▶ [What to do]
Each line of the listing must be transcribed exactly, except for the images, which should be excluded.

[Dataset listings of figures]
----------

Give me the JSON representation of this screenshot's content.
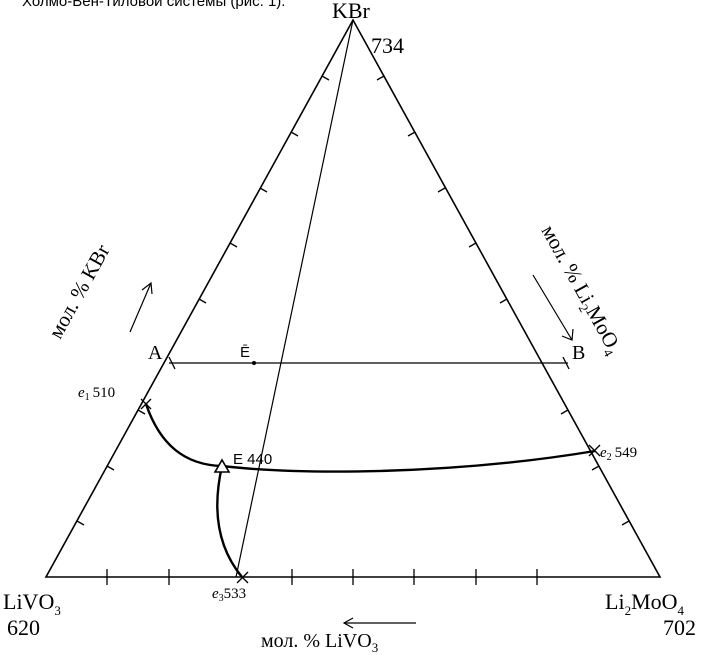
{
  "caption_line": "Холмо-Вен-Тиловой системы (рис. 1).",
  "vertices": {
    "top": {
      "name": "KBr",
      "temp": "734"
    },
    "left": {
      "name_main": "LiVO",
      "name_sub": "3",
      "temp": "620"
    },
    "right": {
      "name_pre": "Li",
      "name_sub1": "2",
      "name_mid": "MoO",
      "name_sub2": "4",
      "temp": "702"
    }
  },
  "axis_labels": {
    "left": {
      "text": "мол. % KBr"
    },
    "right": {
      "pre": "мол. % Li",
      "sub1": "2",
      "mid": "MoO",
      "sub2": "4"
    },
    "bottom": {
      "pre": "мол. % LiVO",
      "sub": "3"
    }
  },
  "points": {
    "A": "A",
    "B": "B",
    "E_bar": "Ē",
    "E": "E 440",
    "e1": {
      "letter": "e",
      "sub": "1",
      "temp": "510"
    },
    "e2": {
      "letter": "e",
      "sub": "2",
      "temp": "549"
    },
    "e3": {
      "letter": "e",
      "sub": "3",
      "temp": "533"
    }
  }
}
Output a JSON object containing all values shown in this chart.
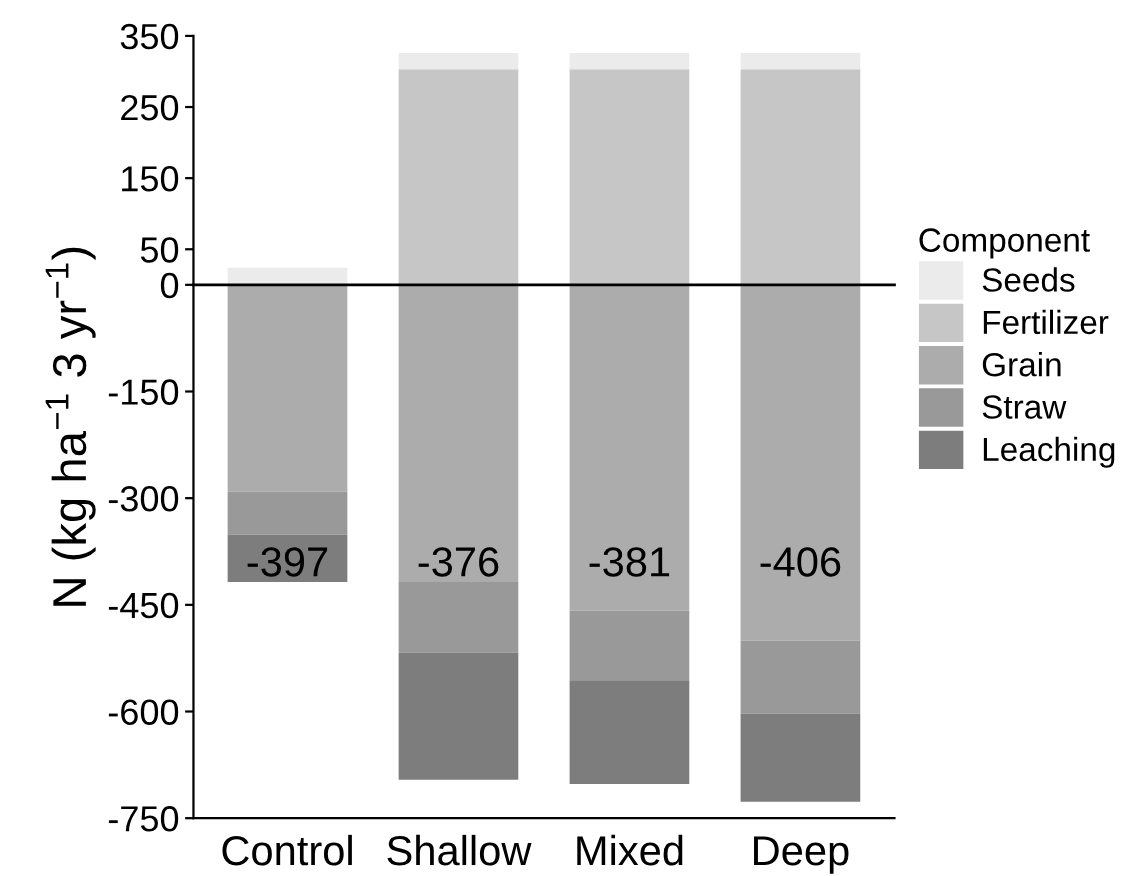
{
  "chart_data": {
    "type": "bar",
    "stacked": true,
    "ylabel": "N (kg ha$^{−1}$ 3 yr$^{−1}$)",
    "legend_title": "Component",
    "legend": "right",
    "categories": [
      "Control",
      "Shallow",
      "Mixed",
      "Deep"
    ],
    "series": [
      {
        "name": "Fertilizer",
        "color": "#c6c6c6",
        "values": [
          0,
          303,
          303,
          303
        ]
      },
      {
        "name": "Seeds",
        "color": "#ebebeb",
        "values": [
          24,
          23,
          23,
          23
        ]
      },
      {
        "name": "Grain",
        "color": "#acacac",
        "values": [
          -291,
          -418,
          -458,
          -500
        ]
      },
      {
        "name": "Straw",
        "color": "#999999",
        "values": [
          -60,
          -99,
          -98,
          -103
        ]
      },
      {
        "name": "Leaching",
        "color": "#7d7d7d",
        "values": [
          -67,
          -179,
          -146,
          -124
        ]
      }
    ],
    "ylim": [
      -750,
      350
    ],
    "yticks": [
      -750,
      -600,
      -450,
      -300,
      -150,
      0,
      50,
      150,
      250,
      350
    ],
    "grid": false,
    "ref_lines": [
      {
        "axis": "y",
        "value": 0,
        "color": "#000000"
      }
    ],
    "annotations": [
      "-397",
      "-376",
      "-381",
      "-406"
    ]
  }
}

----------

▶ [Final result]
Give me the JSON representation of this screenshot's content.
{
  "caption_line": "Холмо-Вен-Тиловой системы (рис. 1).",
  "vertices": {
    "top": {
      "name": "KBr",
      "temp": "734"
    },
    "left": {
      "name_main": "LiVO",
      "name_sub": "3",
      "temp": "620"
    },
    "right": {
      "name_pre": "Li",
      "name_sub1": "2",
      "name_mid": "MoO",
      "name_sub2": "4",
      "temp": "702"
    }
  },
  "axis_labels": {
    "left": {
      "text": "мол. % KBr"
    },
    "right": {
      "pre": "мол. % Li",
      "sub1": "2",
      "mid": "MoO",
      "sub2": "4"
    },
    "bottom": {
      "pre": "мол. % LiVO",
      "sub": "3"
    }
  },
  "points": {
    "A": "A",
    "B": "B",
    "E_bar": "Ē",
    "E": "E 440",
    "e1": {
      "letter": "e",
      "sub": "1",
      "temp": "510"
    },
    "e2": {
      "letter": "e",
      "sub": "2",
      "temp": "549"
    },
    "e3": {
      "letter": "e",
      "sub": "3",
      "temp": "533"
    }
  }
}
Output a JSON object containing all values shown in this chart.
{
  "chart_data": {
    "type": "bar",
    "stacked": true,
    "ylabel": "N (kg ha$^{−1}$ 3 yr$^{−1}$)",
    "legend_title": "Component",
    "legend": "right",
    "categories": [
      "Control",
      "Shallow",
      "Mixed",
      "Deep"
    ],
    "series": [
      {
        "name": "Fertilizer",
        "color": "#c6c6c6",
        "values": [
          0,
          303,
          303,
          303
        ]
      },
      {
        "name": "Seeds",
        "color": "#ebebeb",
        "values": [
          24,
          23,
          23,
          23
        ]
      },
      {
        "name": "Grain",
        "color": "#acacac",
        "values": [
          -291,
          -418,
          -458,
          -500
        ]
      },
      {
        "name": "Straw",
        "color": "#999999",
        "values": [
          -60,
          -99,
          -98,
          -103
        ]
      },
      {
        "name": "Leaching",
        "color": "#7d7d7d",
        "values": [
          -67,
          -179,
          -146,
          -124
        ]
      }
    ],
    "ylim": [
      -750,
      350
    ],
    "yticks": [
      -750,
      -600,
      -450,
      -300,
      -150,
      0,
      50,
      150,
      250,
      350
    ],
    "grid": false,
    "ref_lines": [
      {
        "axis": "y",
        "value": 0,
        "color": "#000000"
      }
    ],
    "annotations": [
      "-397",
      "-376",
      "-381",
      "-406"
    ]
  }
}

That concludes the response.